- _Task goal_: Tally the lines that hold the string "this", and reply with the count alone.

- _Exercise materials_:
======
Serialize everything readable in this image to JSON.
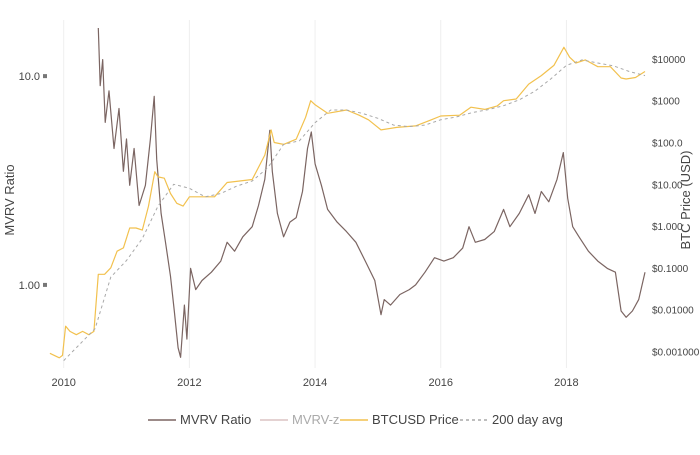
{
  "chart_data": {
    "type": "line",
    "xlabel": "",
    "ylabel_left": "MVRV Ratio",
    "ylabel_right": "BTC Price (USD)",
    "x_ticks": [
      "2010",
      "2012",
      "2014",
      "2016",
      "2018"
    ],
    "x_range": [
      2009.75,
      2019.33
    ],
    "y_left_scale": "log",
    "y_left_range": [
      0.4,
      17
    ],
    "y_left_ticks": [
      {
        "value": 1,
        "label": "1.00"
      },
      {
        "value": 10,
        "label": "10.0"
      }
    ],
    "y_right_scale": "log",
    "y_right_range": [
      0.0004,
      55000
    ],
    "y_right_ticks": [
      {
        "value": 0.001,
        "label": "$0.001000"
      },
      {
        "value": 0.01,
        "label": "$0.01000"
      },
      {
        "value": 0.1,
        "label": "$0.1000"
      },
      {
        "value": 1,
        "label": "$1.000"
      },
      {
        "value": 10,
        "label": "$10.00"
      },
      {
        "value": 100,
        "label": "$100.0"
      },
      {
        "value": 1000,
        "label": "$1000"
      },
      {
        "value": 10000,
        "label": "$10000"
      }
    ],
    "grid": "vertical",
    "legend_position": "bottom",
    "legend": [
      "MVRV Ratio",
      "MVRV-z",
      "BTCUSD Price",
      "200 day avg"
    ],
    "series": [
      {
        "name": "MVRV Ratio",
        "axis": "left",
        "color": "#7b6562",
        "style": "solid",
        "points": [
          [
            2010.55,
            17.0
          ],
          [
            2010.58,
            9.0
          ],
          [
            2010.62,
            12.0
          ],
          [
            2010.66,
            6.0
          ],
          [
            2010.72,
            8.5
          ],
          [
            2010.8,
            4.5
          ],
          [
            2010.88,
            7.0
          ],
          [
            2010.95,
            3.5
          ],
          [
            2011.0,
            5.0
          ],
          [
            2011.05,
            3.0
          ],
          [
            2011.12,
            4.5
          ],
          [
            2011.2,
            2.4
          ],
          [
            2011.3,
            3.0
          ],
          [
            2011.38,
            5.0
          ],
          [
            2011.44,
            8.0
          ],
          [
            2011.48,
            4.0
          ],
          [
            2011.55,
            2.2
          ],
          [
            2011.62,
            1.6
          ],
          [
            2011.7,
            1.1
          ],
          [
            2011.76,
            0.75
          ],
          [
            2011.82,
            0.5
          ],
          [
            2011.86,
            0.45
          ],
          [
            2011.92,
            0.8
          ],
          [
            2011.96,
            0.55
          ],
          [
            2012.02,
            1.2
          ],
          [
            2012.1,
            0.95
          ],
          [
            2012.2,
            1.05
          ],
          [
            2012.35,
            1.15
          ],
          [
            2012.5,
            1.3
          ],
          [
            2012.6,
            1.6
          ],
          [
            2012.72,
            1.45
          ],
          [
            2012.85,
            1.7
          ],
          [
            2013.0,
            1.9
          ],
          [
            2013.1,
            2.4
          ],
          [
            2013.2,
            3.2
          ],
          [
            2013.28,
            5.5
          ],
          [
            2013.32,
            3.5
          ],
          [
            2013.4,
            2.2
          ],
          [
            2013.5,
            1.7
          ],
          [
            2013.6,
            2.0
          ],
          [
            2013.7,
            2.1
          ],
          [
            2013.8,
            2.8
          ],
          [
            2013.88,
            4.5
          ],
          [
            2013.94,
            5.4
          ],
          [
            2014.0,
            3.8
          ],
          [
            2014.1,
            3.0
          ],
          [
            2014.2,
            2.3
          ],
          [
            2014.35,
            2.0
          ],
          [
            2014.5,
            1.8
          ],
          [
            2014.65,
            1.6
          ],
          [
            2014.8,
            1.3
          ],
          [
            2014.95,
            1.05
          ],
          [
            2015.05,
            0.72
          ],
          [
            2015.1,
            0.85
          ],
          [
            2015.2,
            0.8
          ],
          [
            2015.35,
            0.9
          ],
          [
            2015.5,
            0.95
          ],
          [
            2015.6,
            1.0
          ],
          [
            2015.75,
            1.15
          ],
          [
            2015.9,
            1.35
          ],
          [
            2016.05,
            1.3
          ],
          [
            2016.2,
            1.35
          ],
          [
            2016.35,
            1.5
          ],
          [
            2016.45,
            1.9
          ],
          [
            2016.55,
            1.6
          ],
          [
            2016.7,
            1.65
          ],
          [
            2016.85,
            1.8
          ],
          [
            2017.0,
            2.3
          ],
          [
            2017.1,
            1.9
          ],
          [
            2017.25,
            2.2
          ],
          [
            2017.4,
            2.7
          ],
          [
            2017.5,
            2.2
          ],
          [
            2017.6,
            2.8
          ],
          [
            2017.72,
            2.5
          ],
          [
            2017.85,
            3.2
          ],
          [
            2017.95,
            4.3
          ],
          [
            2018.02,
            2.6
          ],
          [
            2018.1,
            1.9
          ],
          [
            2018.2,
            1.7
          ],
          [
            2018.35,
            1.45
          ],
          [
            2018.5,
            1.3
          ],
          [
            2018.65,
            1.2
          ],
          [
            2018.78,
            1.15
          ],
          [
            2018.87,
            0.75
          ],
          [
            2018.95,
            0.7
          ],
          [
            2019.05,
            0.75
          ],
          [
            2019.15,
            0.85
          ],
          [
            2019.25,
            1.15
          ]
        ]
      },
      {
        "name": "MVRV-z",
        "axis": "left",
        "color": "#dcc4c4",
        "style": "solid",
        "points": []
      },
      {
        "name": "BTCUSD Price",
        "axis": "right",
        "color": "#f2c14e",
        "style": "solid",
        "points": [
          [
            2009.78,
            0.0009
          ],
          [
            2009.85,
            0.0008
          ],
          [
            2009.93,
            0.0007
          ],
          [
            2009.98,
            0.0008
          ],
          [
            2010.03,
            0.004
          ],
          [
            2010.1,
            0.003
          ],
          [
            2010.2,
            0.0025
          ],
          [
            2010.3,
            0.003
          ],
          [
            2010.4,
            0.0025
          ],
          [
            2010.48,
            0.003
          ],
          [
            2010.55,
            0.07
          ],
          [
            2010.65,
            0.07
          ],
          [
            2010.75,
            0.1
          ],
          [
            2010.85,
            0.25
          ],
          [
            2010.95,
            0.3
          ],
          [
            2011.05,
            0.9
          ],
          [
            2011.15,
            0.9
          ],
          [
            2011.25,
            0.8
          ],
          [
            2011.35,
            3.0
          ],
          [
            2011.45,
            20.0
          ],
          [
            2011.5,
            15.0
          ],
          [
            2011.6,
            14.0
          ],
          [
            2011.7,
            6.0
          ],
          [
            2011.8,
            3.5
          ],
          [
            2011.9,
            3.0
          ],
          [
            2012.0,
            5.0
          ],
          [
            2012.2,
            5.0
          ],
          [
            2012.4,
            5.0
          ],
          [
            2012.6,
            11.0
          ],
          [
            2012.8,
            12.0
          ],
          [
            2013.0,
            13.0
          ],
          [
            2013.2,
            50.0
          ],
          [
            2013.3,
            200.0
          ],
          [
            2013.35,
            100.0
          ],
          [
            2013.5,
            90.0
          ],
          [
            2013.7,
            120.0
          ],
          [
            2013.85,
            400.0
          ],
          [
            2013.93,
            1000.0
          ],
          [
            2014.0,
            800.0
          ],
          [
            2014.2,
            500.0
          ],
          [
            2014.5,
            600.0
          ],
          [
            2014.7,
            450.0
          ],
          [
            2014.85,
            350.0
          ],
          [
            2015.05,
            200.0
          ],
          [
            2015.3,
            230.0
          ],
          [
            2015.6,
            250.0
          ],
          [
            2015.85,
            350.0
          ],
          [
            2016.0,
            430.0
          ],
          [
            2016.3,
            450.0
          ],
          [
            2016.48,
            700.0
          ],
          [
            2016.7,
            620.0
          ],
          [
            2016.9,
            750.0
          ],
          [
            2017.0,
            1000.0
          ],
          [
            2017.2,
            1100.0
          ],
          [
            2017.4,
            2500.0
          ],
          [
            2017.6,
            4000.0
          ],
          [
            2017.8,
            7000.0
          ],
          [
            2017.96,
            19000.0
          ],
          [
            2018.05,
            11000.0
          ],
          [
            2018.15,
            8000.0
          ],
          [
            2018.3,
            9500.0
          ],
          [
            2018.5,
            6500.0
          ],
          [
            2018.7,
            6500.0
          ],
          [
            2018.87,
            3500.0
          ],
          [
            2018.95,
            3300.0
          ],
          [
            2019.1,
            3600.0
          ],
          [
            2019.25,
            5000.0
          ]
        ]
      },
      {
        "name": "200 day avg",
        "axis": "right",
        "color": "#a8a8a8",
        "style": "dashed",
        "points": [
          [
            2010.0,
            0.0006
          ],
          [
            2010.5,
            0.0035
          ],
          [
            2010.75,
            0.06
          ],
          [
            2011.0,
            0.15
          ],
          [
            2011.25,
            0.5
          ],
          [
            2011.5,
            3.0
          ],
          [
            2011.75,
            10.0
          ],
          [
            2012.0,
            8.0
          ],
          [
            2012.25,
            5.0
          ],
          [
            2012.5,
            6.0
          ],
          [
            2012.75,
            9.0
          ],
          [
            2013.0,
            12.0
          ],
          [
            2013.25,
            25.0
          ],
          [
            2013.5,
            90.0
          ],
          [
            2013.75,
            110.0
          ],
          [
            2014.0,
            300.0
          ],
          [
            2014.25,
            600.0
          ],
          [
            2014.5,
            600.0
          ],
          [
            2014.75,
            500.0
          ],
          [
            2015.0,
            380.0
          ],
          [
            2015.25,
            260.0
          ],
          [
            2015.5,
            240.0
          ],
          [
            2015.75,
            260.0
          ],
          [
            2016.0,
            350.0
          ],
          [
            2016.25,
            410.0
          ],
          [
            2016.5,
            520.0
          ],
          [
            2016.75,
            610.0
          ],
          [
            2017.0,
            760.0
          ],
          [
            2017.25,
            1050.0
          ],
          [
            2017.5,
            1700.0
          ],
          [
            2017.75,
            3300.0
          ],
          [
            2018.0,
            7000.0
          ],
          [
            2018.25,
            9500.0
          ],
          [
            2018.5,
            8000.0
          ],
          [
            2018.75,
            6800.0
          ],
          [
            2019.0,
            5000.0
          ],
          [
            2019.25,
            4000.0
          ]
        ]
      }
    ]
  }
}
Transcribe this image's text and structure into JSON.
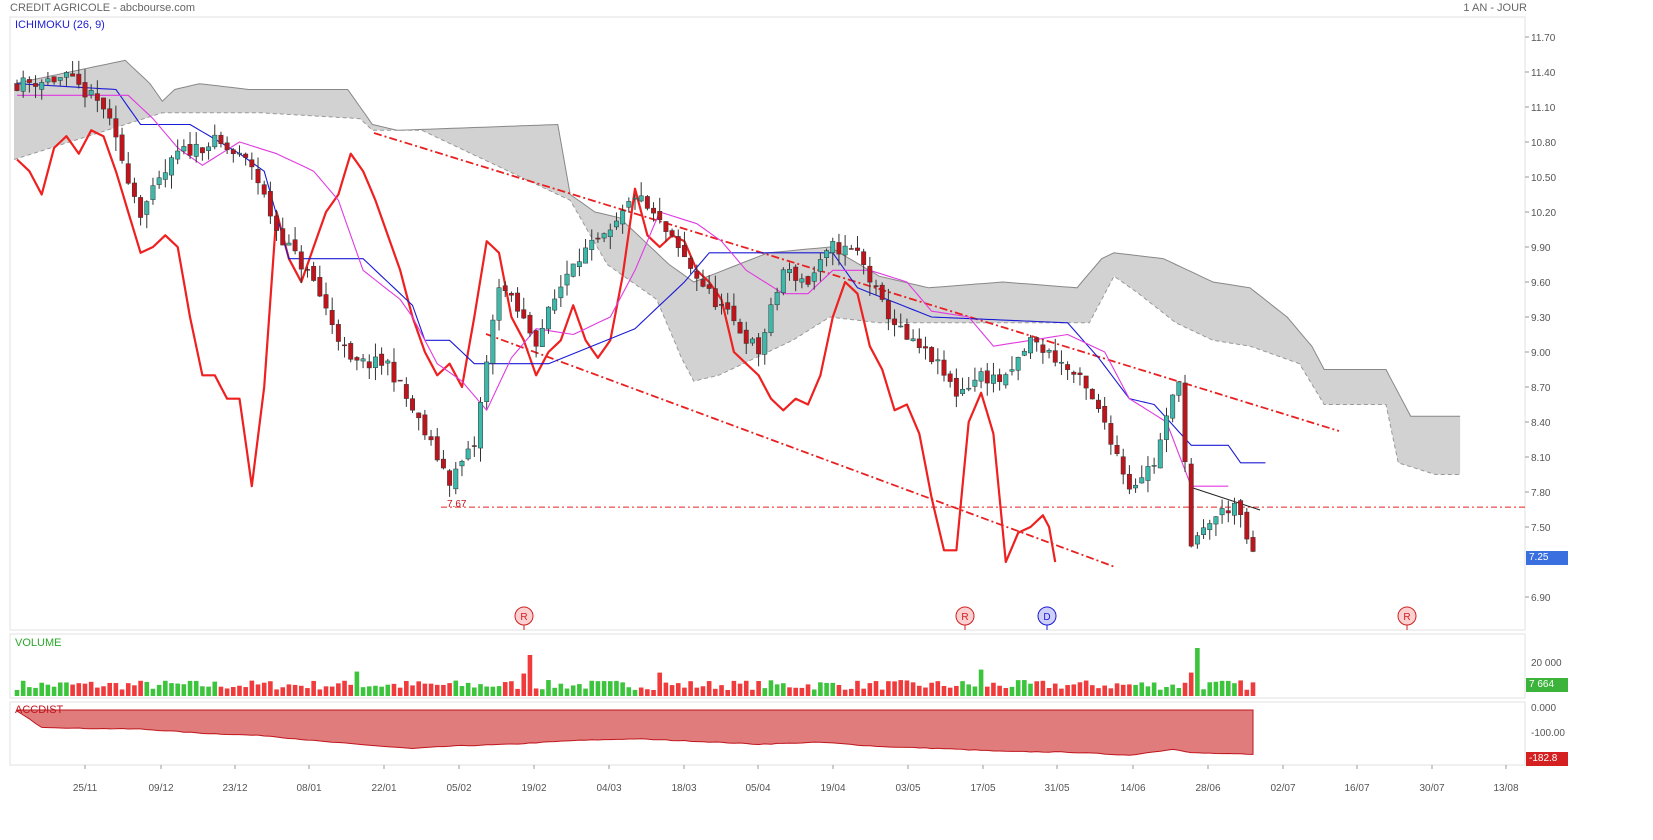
======
- _Written response_: 2